## Exercise prompt:
Pull each line containing "keys" out of the data and copy it.
------ Input
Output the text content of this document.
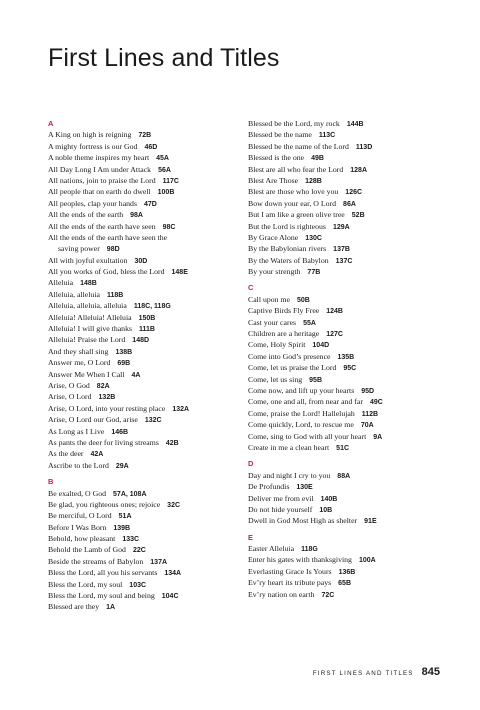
First Lines and Titles
A
A King on high is reigning 72B
A mighty fortress is our God 46D
A noble theme inspires my heart 45A
All Day Long I Am under Attack 56A
All nations, join to praise the Lord 117C
All people that on earth do dwell 100B
All peoples, clap your hands 47D
All the ends of the earth 98A
All the ends of the earth have seen 98C
All the ends of the earth have seen the
saving power 98D
All with joyful exultation 30D
All you works of God, bless the Lord 148E
Alleluia 148B
Alleluia, alleluia 118B
Alleluia, alleluia, alleluia 118C, 118G
Alleluia! Alleluia! Alleluia 150B
Alleluia! I will give thanks 111B
Alleluia! Praise the Lord 148D
And they shall sing 138B
Answer me, O Lord 69B
Answer Me When I Call 4A
Arise, O God 82A
Arise, O Lord 132B
Arise, O Lord, into your resting place 132A
Arise, O Lord our God, arise 132C
As Long as I Live 146B
As pants the deer for living streams 42B
As the deer 42A
Ascribe to the Lord 29A
B
Be exalted, O God 57A, 108A
Be glad, you righteous ones; rejoice 32C
Be merciful, O Lord 51A
Before I Was Born 139B
Behold, how pleasant 133C
Behold the Lamb of God 22C
Beside the streams of Babylon 137A
Bless the Lord, all you his servants 134A
Bless the Lord, my soul 103C
Bless the Lord, my soul and being 104C
Blessed are they 1A
Blessed be the Lord, my rock 144B
Blessed be the name 113C
Blessed be the name of the Lord 113D
Blessed is the one 49B
Blest are all who fear the Lord 128A
Blest Are Those 128B
Blest are those who love you 126C
Bow down your ear, O Lord 86A
But I am like a green olive tree 52B
But the Lord is righteous 129A
By Grace Alone 130C
By the Babylonian rivers 137B
By the Waters of Babylon 137C
By your strength 77B
C
Call upon me 50B
Captive Birds Fly Free 124B
Cast your cares 55A
Children are a heritage 127C
Come, Holy Spirit 104D
Come into God’s presence 135B
Come, let us praise the Lord 95C
Come, let us sing 95B
Come now, and lift up your hearts 95D
Come, one and all, from near and far 49C
Come, praise the Lord! Hallelujah 112B
Come quickly, Lord, to rescue me 70A
Come, sing to God with all your heart 9A
Create in me a clean heart 51C
D
Day and night I cry to you 88A
De Profundis 130E
Deliver me from evil 140B
Do not hide yourself 10B
Dwell in God Most High as shelter 91E
E
Easter Alleluia 118G
Enter his gates with thanksgiving 100A
Everlasting Grace Is Yours 136B
Ev’ry heart its tribute pays 65B
Ev’ry nation on earth 72C
FIRST LINES AND TITLES 845
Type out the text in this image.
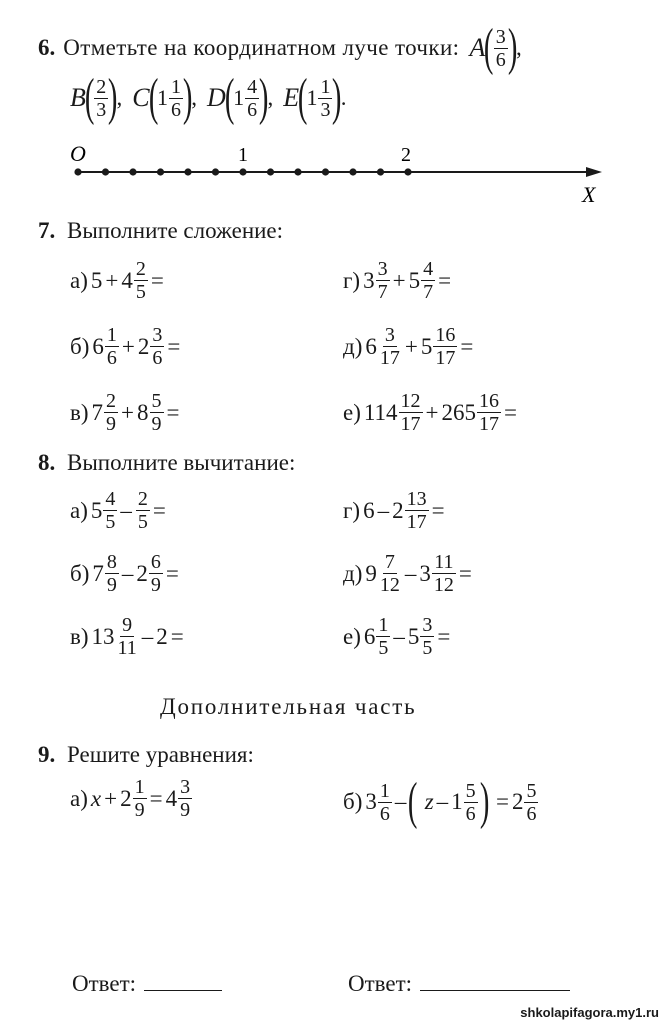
6. Отметьте на координатном луче точки: A
( $\frac{3}{6}$ )
,
B
( $\frac{2}{3}$ )
, C
(
$1 \frac{1}{6}$ )
, D
(
$1 \frac{4}{6}$ )
, E
(
$1 \frac{1}{3}$ )
.
O	1	2
X
7. Выполните сложение:
а) $5 + 4 \frac{2}{5}$ =	г) $3 \frac{3}{7} + 5 \frac{4}{7}$ =
б) $6 \frac{1}{6} + 2 \frac{3}{6}$ =	д) $6 \frac{3}{17} + 5 \frac{16}{17}$ =
в) $7 \frac{2}{9} + 8 \frac{5}{9}$ =	е) $114 \frac{12}{17} + 265 \frac{16}{17}$ =
8. Выполните вычитание:
а) $5 \frac{4}{5} - \frac{2}{5}$ =	г) $6 - 2 \frac{13}{17}$ =
б) $7 \frac{8}{9} - 2 \frac{6}{9}$ =	д) $9 \frac{7}{12} - 3 \frac{11}{12}$ =
в) $13 \frac{9}{11} - 2$ =	е) $6 \frac{1}{5} - 5 \frac{3}{5}$ =
Дополнительная часть
9. Решите уравнения:
а) $x + 2 \frac{1}{9} = 4 \frac{3}{9}$	б) $3 \frac{1}{6}$ – ( z – $1 \frac{5}{6}$ ) = $2 \frac{5}{6}$
Ответ:	Ответ:
shkolapifagora.my1.ru
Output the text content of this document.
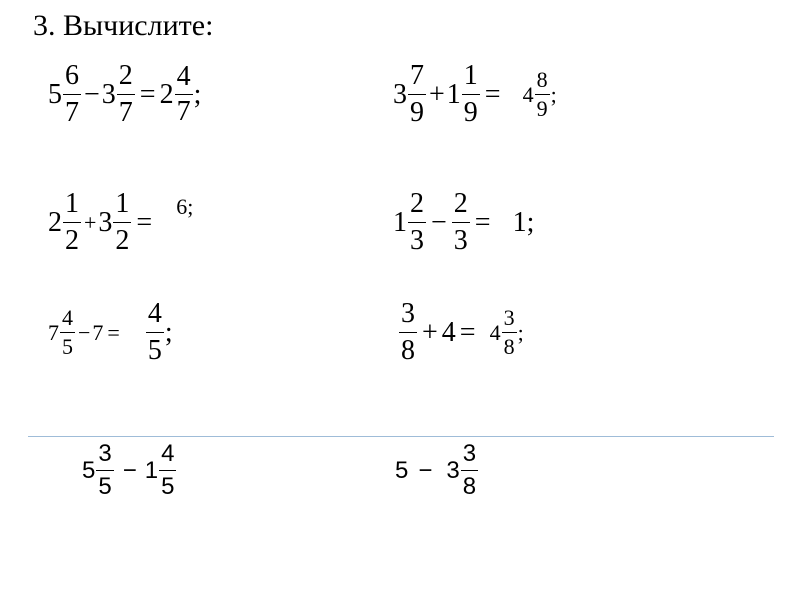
3. Вычислите:
$5 \frac{6}{7} - 3 \frac{2}{7} = 2 \frac{4}{7}$ ;	$3 \frac{7}{9} + 1 \frac{1}{9} = 4 \frac{8}{9}$ ;
$2 \frac{1}{2} + 3 \frac{1}{2} = 6$;	$1 \frac{2}{3} - \frac{2}{3} = 1$;
$7 \frac{4}{5} - 7 = \frac{4}{5}$ ;	$\frac{3}{8} + 4 = 4 \frac{3}{8}$ ;
$5 \frac{3}{5} - 1 \frac{4}{5}$	$5 - 3 \frac{3}{8}$
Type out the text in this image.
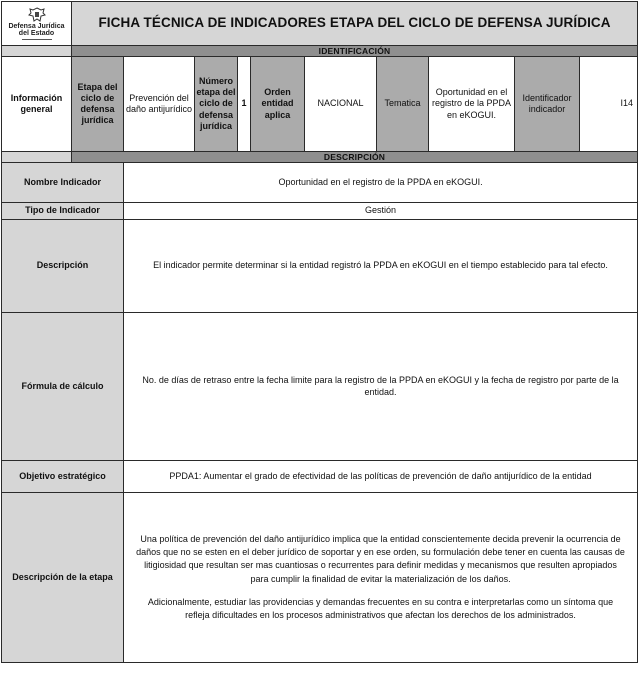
Defensa Jurídica
del Estado	FICHA TÉCNICA DE INDICADORES ETAPA DEL CICLO DE DEFENSA JURÍDICA									
	IDENTIFICACIÓN									
Información general	Etapa del ciclo de defensa jurídica	Prevención del daño antijurídico	Número etapa del ciclo de defensa jurídica	1	Orden entidad aplica	NACIONAL	Tematica	Oportunidad en el registro de la PPDA en eKOGUI.	Identificador indicador	I14
	DESCRIPCIÓN									
Nombre Indicador		Oportunidad en el registro de la PPDA en eKOGUI.								
Tipo de Indicador		Gestión								
Descripción		El indicador permite determinar si la entidad registró la PPDA en eKOGUI en el tiempo establecido para tal efecto.								
Fórmula de cálculo		No. de días de retraso entre la fecha limite para la registro de la PPDA en eKOGUI y la fecha de registro por parte de la entidad.								
Objetivo estratégico		PPDA1: Aumentar el grado de efectividad de las políticas de prevención de daño antijurídico de la entidad								
Descripción de la etapa		Una política de prevención del daño antijurídico implica que la entidad conscientemente decida prevenir la ocurrencia de daños que no se esten en el deber jurídico de soportar y en ese orden, su formulación debe tener en cuenta las causas de litigiosidad que resultan ser mas cuantiosas o recurrentes para definir medidas y mecanismos que resulten apropiados para cumplir la finalidad de evitar la materialización de los daños.

Adicionalmente, estudiar las providencias y demandas frecuentes en su contra e interpretarlas como un síntoma que refleja dificultades en los procesos administrativos que afectan los derechos de los administrados.								
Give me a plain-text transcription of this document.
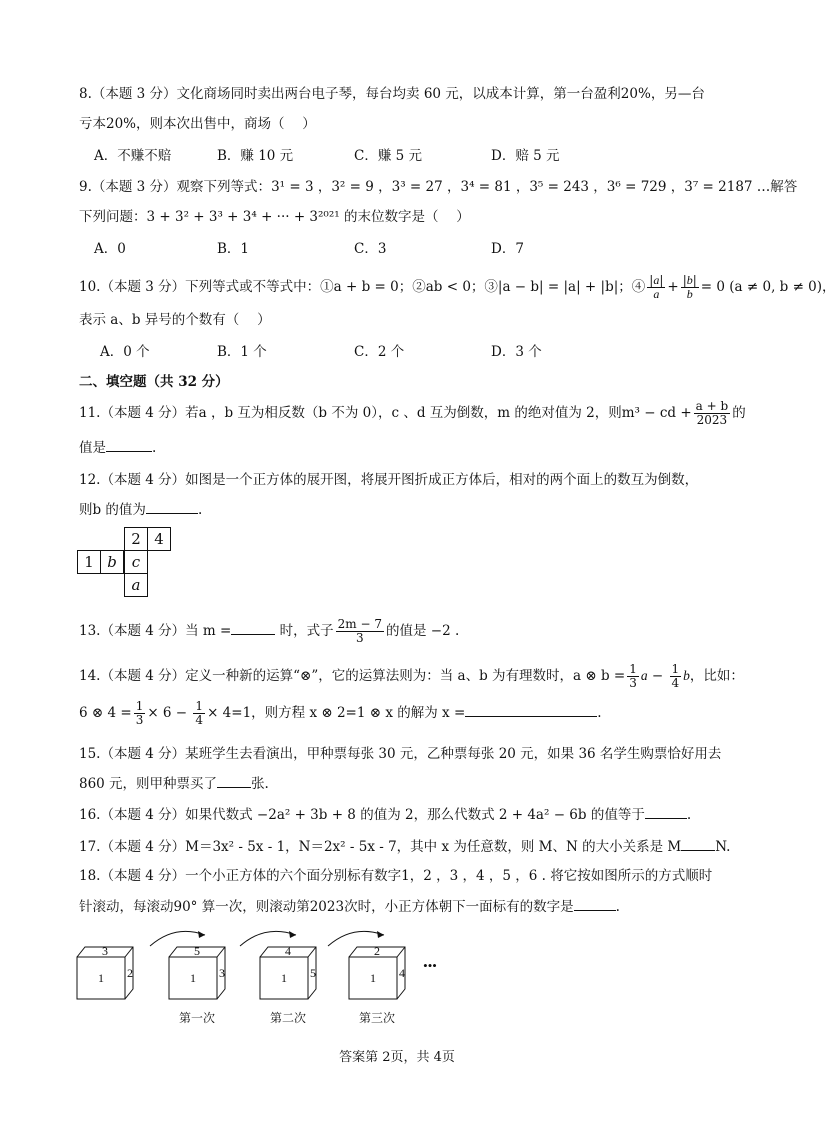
8.（本题 3 分）文化商场同时卖出两台电子琴，每台均卖 60 元，以成本计算，第一台盈利20%，另—台
亏本20%，则本次出售中，商场（　 ）
A．不赚不赔	B．赚 10 元	C．赚 5 元	D．赔 5 元
9.（本题 3 分）观察下列等式：3¹ = 3 ，3² = 9 ，3³ = 27 ，3⁴ = 81 ，3⁵ = 243 ，3⁶ = 729 ，3⁷ = 2187 …解答
下列问题：3 + 3² + 3³ + 3⁴ + ··· + 3²⁰²¹ 的末位数字是（　 ）
A．0	B．1	C．3	D．7
10.（本题 3 分）下列等式或不等式中：①a + b = 0；②ab < 0；③|a − b| = |a| + |b|；④ $\frac{|a|}{a} + \frac{|b|}{b} = 0$ (a ≠ 0, b ≠ 0)，
表示 a、b 异号的个数有（　 ）
A．0 个	B．1 个	C．2 个	D．3 个
二、填空题（共 32 分）
11.（本题 4 分）若a ，b 互为相反数（b 不为 0），c 、d 互为倒数，m 的绝对值为 2，则m³ − cd + $\frac{a + b}{2023}$ 的
值是	.
12.（本题 4 分）如图是一个正方体的展开图，将展开图折成正方体后，相对的两个面上的数互为倒数，
则b 的值为	.
2 4
1 b	c
a
13.（本题 4 分）当 m =	时，式子 $\frac{2m - 7}{3}$ 的值是 −2 .
14.（本题 4 分）定义一种新的运算“⊗”，它的运算法则为：当 a、b 为有理数时，a ⊗ $b = \frac{1}{3}$ $a - \frac{1}{4}$ b，比如：
6 ⊗ $4 = \frac{1}{3} \times 6 - \frac{1}{4} \times 4=1$，则方程 x ⊗ 2=1 ⊗ x 的解为 x =	.
15.（本题 4 分）某班学生去看演出，甲种票每张 30 元，乙种票每张 20 元，如果 36 名学生购票恰好用去
860 元，则甲种票买了	张.
16.（本题 4 分）如果代数式 −2a² + 3b + 8 的值为 2，那么代数式 2 + 4a² − 6b 的值等于	.
17.（本题 4 分）M＝3x² - 5x - 1，N＝2x² - 5x - 7，其中 x 为任意数，则 M、N 的大小关系是 M	N.
18.（本题 4 分）一个小正方体的六个面分别标有数字1，2 ，3 ，4 ，5 ，6 . 将它按如图所示的方式顺时
针滚动，每滚动90° 算一次，则滚动第2023次时，小正方体朝下一面标有的数字是	.
3
1 2
5
1 3
4
1 5
2
1 4 •••
第一次	第二次	第三次
答案第 2页，共 4页
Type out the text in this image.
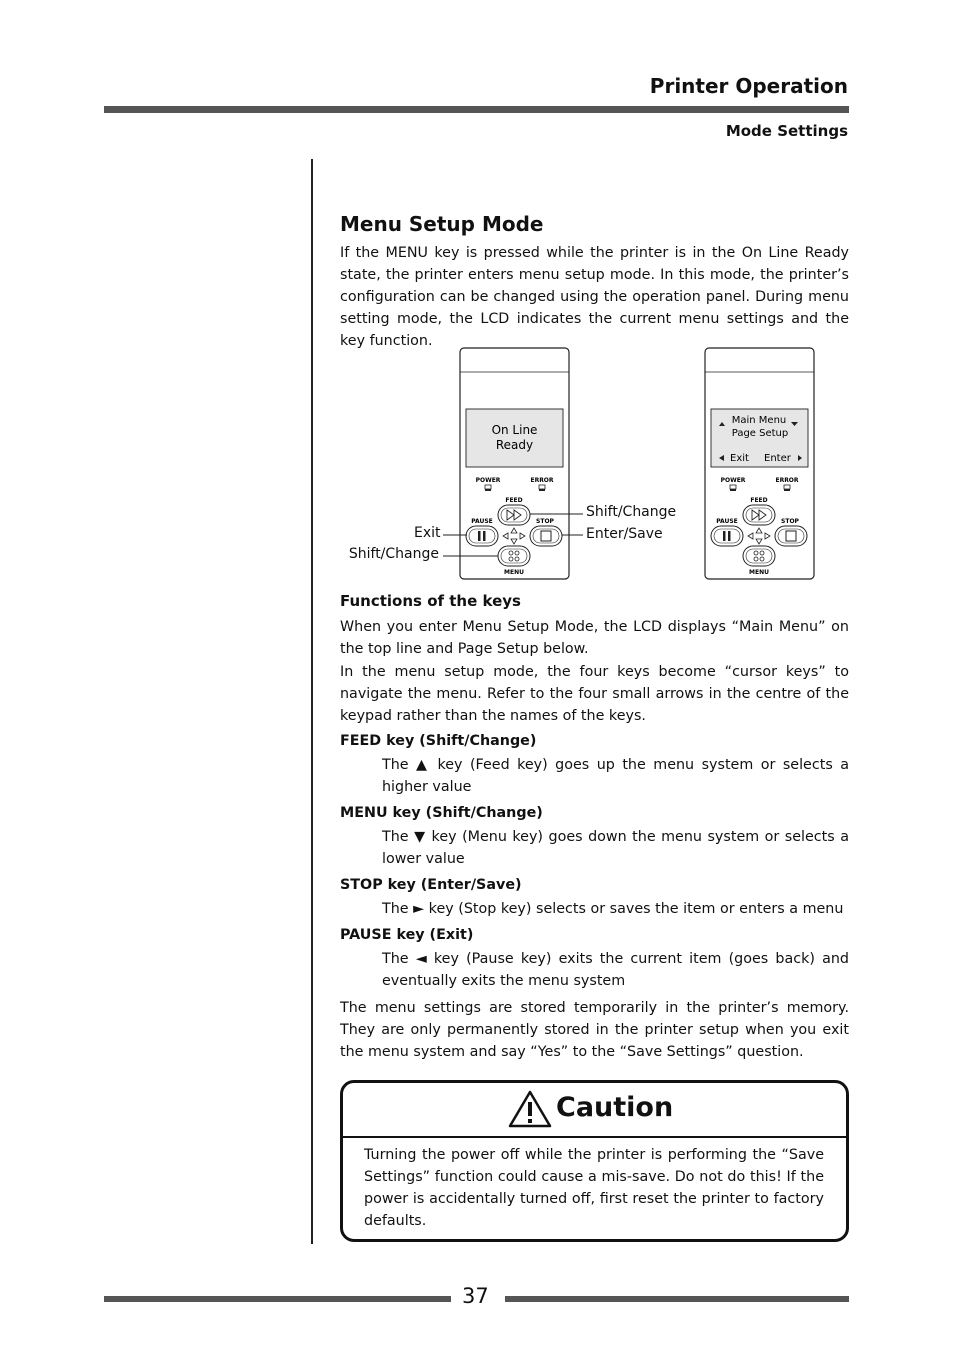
Printer Operation
Mode Settings
Menu Setup Mode

If the MENU key is pressed while the printer is in the On Line Ready state, the printer enters menu setup mode. In this mode, the printer’s configuration can be changed using the operation panel. During menu setting mode, the LCD indicates the current menu settings and the key function.

On Line
Ready
POWER	ERROR
FEED
PAUSE	STOP
MENU
Main Menu
Page Setup
Exit Enter
POWER	ERROR
FEED
PAUSE	STOP
MENU
Exit
Shift/Change
Shift/Change
Enter/Save
Functions of the keys

When you enter Menu Setup Mode, the LCD displays “Main Menu” on the top line and Page Setup below.

In the menu setup mode, the four keys become “cursor keys” to navigate the menu. Refer to the four small arrows in the centre of the keypad rather than the names of the keys.

FEED key (Shift/Change)

The ▲ key (Feed key) goes up the menu system or selects a higher value

MENU key (Shift/Change)

The ▼ key (Menu key) goes down the menu system or selects a lower value

STOP key (Enter/Save)

The ► key (Stop key) selects or saves the item or enters a menu

PAUSE key (Exit)

The ◄ key (Pause key) exits the current item (goes back) and eventually exits the menu system

The menu settings are stored temporarily in the printer’s memory. They are only permanently stored in the printer setup when you exit the menu system and say “Yes” to the “Save Settings” question.

Caution

Turning the power off while the printer is performing the “Save Settings” function could cause a mis-save. Do not do this! If the power is accidentally turned off, first reset the printer to factory defaults.

37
------------
## Exercise answer:
Functions of the keys
In the menu setup mode, the four keys become “cursor keys” to navigate the menu. Refer to the four small arrows in the centre of the keypad rather than the names of the keys.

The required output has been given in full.